[Dataset entries]
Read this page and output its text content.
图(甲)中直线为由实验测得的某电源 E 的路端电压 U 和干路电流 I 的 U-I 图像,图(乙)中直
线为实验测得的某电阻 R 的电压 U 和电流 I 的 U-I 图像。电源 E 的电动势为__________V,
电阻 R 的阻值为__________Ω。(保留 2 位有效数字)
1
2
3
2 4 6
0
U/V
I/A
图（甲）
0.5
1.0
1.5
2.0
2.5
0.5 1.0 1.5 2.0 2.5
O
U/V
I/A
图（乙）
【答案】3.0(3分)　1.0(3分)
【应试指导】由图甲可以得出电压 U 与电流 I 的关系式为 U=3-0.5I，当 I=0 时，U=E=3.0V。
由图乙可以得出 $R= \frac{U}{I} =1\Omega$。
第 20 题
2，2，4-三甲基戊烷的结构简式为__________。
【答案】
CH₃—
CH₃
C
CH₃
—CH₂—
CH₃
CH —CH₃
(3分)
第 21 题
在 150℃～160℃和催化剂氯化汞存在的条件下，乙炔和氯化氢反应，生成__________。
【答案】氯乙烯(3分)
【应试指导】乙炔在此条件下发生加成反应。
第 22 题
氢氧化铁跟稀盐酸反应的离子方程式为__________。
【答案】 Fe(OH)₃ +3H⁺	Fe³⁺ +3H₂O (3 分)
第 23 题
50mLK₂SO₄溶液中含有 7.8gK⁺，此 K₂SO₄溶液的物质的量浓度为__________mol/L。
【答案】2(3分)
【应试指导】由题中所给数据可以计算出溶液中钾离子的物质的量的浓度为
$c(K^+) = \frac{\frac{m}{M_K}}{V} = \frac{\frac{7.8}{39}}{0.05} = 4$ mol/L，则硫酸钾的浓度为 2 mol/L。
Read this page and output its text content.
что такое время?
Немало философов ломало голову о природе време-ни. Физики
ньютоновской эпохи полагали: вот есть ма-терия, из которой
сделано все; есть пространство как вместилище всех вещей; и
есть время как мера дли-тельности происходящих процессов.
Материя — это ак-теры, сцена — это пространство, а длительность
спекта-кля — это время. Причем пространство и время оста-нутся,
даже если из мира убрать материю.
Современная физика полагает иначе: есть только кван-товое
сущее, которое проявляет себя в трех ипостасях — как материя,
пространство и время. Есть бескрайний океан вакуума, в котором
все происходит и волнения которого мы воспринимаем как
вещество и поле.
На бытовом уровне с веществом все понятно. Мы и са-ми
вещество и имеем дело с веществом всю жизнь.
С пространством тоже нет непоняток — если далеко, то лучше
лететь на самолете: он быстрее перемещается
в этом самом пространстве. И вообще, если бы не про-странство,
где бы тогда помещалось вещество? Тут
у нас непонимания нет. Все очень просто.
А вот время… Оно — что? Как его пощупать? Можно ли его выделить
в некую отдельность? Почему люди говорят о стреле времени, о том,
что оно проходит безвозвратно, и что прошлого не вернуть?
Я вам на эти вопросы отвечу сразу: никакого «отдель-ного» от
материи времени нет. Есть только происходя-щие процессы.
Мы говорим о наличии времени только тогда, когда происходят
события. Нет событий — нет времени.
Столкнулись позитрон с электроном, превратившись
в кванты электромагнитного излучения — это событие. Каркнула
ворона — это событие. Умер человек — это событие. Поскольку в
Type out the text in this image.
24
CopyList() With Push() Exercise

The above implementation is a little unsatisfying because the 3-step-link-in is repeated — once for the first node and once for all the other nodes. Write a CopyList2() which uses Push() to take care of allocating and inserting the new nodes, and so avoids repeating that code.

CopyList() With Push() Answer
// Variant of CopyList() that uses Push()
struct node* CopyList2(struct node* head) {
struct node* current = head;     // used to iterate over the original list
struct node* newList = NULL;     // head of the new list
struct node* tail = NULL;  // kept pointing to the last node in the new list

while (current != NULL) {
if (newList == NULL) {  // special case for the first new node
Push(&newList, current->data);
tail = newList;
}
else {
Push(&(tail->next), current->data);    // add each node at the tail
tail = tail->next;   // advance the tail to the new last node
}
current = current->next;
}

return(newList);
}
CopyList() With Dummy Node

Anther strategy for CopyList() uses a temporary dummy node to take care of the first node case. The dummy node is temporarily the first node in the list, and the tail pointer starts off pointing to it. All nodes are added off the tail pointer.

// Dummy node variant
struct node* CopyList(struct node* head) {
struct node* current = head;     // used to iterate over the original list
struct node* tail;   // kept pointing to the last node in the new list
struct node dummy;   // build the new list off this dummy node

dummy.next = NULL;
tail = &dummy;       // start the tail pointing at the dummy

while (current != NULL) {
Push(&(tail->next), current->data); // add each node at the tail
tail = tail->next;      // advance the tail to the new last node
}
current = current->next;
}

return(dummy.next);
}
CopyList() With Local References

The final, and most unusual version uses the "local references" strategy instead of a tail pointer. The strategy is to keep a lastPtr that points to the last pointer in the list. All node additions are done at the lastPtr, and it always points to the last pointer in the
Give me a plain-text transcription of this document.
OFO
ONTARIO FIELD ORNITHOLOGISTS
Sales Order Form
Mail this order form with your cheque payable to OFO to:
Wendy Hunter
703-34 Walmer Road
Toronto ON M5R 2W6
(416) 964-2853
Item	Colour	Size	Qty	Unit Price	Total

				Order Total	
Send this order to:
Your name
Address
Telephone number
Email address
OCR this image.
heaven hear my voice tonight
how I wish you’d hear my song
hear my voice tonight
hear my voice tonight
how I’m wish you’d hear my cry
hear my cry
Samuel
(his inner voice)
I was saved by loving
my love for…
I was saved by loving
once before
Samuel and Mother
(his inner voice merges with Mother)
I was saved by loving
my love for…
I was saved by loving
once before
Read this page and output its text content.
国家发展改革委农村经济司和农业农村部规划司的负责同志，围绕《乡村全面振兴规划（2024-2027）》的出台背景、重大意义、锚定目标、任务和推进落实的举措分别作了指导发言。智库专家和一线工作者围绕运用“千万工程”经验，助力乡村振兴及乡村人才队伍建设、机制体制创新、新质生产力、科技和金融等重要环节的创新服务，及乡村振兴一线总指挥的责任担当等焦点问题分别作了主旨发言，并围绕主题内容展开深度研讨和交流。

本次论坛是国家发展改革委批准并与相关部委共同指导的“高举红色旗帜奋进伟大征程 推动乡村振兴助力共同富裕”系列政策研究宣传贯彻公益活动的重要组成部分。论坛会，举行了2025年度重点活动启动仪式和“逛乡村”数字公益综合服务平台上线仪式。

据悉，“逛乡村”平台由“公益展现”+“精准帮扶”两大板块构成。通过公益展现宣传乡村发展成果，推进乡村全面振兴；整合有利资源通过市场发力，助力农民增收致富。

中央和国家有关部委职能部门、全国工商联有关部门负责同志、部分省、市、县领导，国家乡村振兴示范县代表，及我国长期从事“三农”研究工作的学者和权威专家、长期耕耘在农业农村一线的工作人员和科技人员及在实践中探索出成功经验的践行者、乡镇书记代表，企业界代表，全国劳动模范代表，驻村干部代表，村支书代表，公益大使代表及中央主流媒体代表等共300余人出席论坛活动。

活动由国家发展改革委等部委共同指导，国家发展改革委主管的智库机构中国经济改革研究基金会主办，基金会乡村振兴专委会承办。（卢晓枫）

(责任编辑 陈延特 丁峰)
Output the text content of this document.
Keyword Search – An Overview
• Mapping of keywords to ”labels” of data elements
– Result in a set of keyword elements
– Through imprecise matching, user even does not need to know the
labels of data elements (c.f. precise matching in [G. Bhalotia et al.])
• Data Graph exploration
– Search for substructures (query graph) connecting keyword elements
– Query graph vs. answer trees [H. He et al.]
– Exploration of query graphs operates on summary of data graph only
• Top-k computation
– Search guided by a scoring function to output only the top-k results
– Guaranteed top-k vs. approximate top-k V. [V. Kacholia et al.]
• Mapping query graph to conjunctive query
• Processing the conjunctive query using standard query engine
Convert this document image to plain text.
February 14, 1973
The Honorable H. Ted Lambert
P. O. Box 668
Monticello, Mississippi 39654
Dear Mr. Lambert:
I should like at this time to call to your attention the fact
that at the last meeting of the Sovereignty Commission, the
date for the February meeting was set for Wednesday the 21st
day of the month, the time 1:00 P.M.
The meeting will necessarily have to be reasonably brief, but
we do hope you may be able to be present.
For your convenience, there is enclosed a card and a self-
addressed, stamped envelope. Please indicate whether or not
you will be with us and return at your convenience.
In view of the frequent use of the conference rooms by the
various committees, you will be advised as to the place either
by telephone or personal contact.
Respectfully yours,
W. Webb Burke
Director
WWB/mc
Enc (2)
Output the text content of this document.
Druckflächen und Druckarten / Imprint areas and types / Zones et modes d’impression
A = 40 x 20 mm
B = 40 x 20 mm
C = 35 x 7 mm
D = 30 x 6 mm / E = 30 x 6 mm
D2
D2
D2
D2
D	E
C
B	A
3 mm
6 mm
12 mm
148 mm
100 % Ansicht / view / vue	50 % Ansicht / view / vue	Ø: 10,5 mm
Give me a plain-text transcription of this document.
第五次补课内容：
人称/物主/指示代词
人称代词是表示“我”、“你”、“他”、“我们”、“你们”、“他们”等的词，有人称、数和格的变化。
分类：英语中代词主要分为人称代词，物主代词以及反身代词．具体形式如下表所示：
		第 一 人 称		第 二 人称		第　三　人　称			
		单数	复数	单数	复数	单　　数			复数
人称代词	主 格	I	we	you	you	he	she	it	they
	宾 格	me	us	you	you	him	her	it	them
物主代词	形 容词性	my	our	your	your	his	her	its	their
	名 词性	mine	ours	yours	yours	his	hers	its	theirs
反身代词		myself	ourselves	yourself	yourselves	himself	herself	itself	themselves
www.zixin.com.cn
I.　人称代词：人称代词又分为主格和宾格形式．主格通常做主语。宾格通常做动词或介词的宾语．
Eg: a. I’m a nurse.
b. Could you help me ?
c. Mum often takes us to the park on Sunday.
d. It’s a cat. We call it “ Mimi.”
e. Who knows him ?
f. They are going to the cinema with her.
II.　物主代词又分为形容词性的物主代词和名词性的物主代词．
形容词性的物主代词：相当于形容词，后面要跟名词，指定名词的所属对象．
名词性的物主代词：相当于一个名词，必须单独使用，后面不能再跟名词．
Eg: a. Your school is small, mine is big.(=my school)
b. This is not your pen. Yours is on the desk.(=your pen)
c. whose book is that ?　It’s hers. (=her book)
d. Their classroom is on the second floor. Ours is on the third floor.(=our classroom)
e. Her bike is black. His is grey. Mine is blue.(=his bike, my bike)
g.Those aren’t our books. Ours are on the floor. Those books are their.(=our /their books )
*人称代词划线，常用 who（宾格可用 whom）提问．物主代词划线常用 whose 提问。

> [INSTRUCTIONS TO FOLLOW]:
Copy each line containing the word "если" from the data.

> [ANSWER TO THIS EXERCISE]:
даже если из мира убрать материю.
С пространством тоже нет непоняток — если далеко, то лучше
в этом самом пространстве. И вообще, если бы не про-странство,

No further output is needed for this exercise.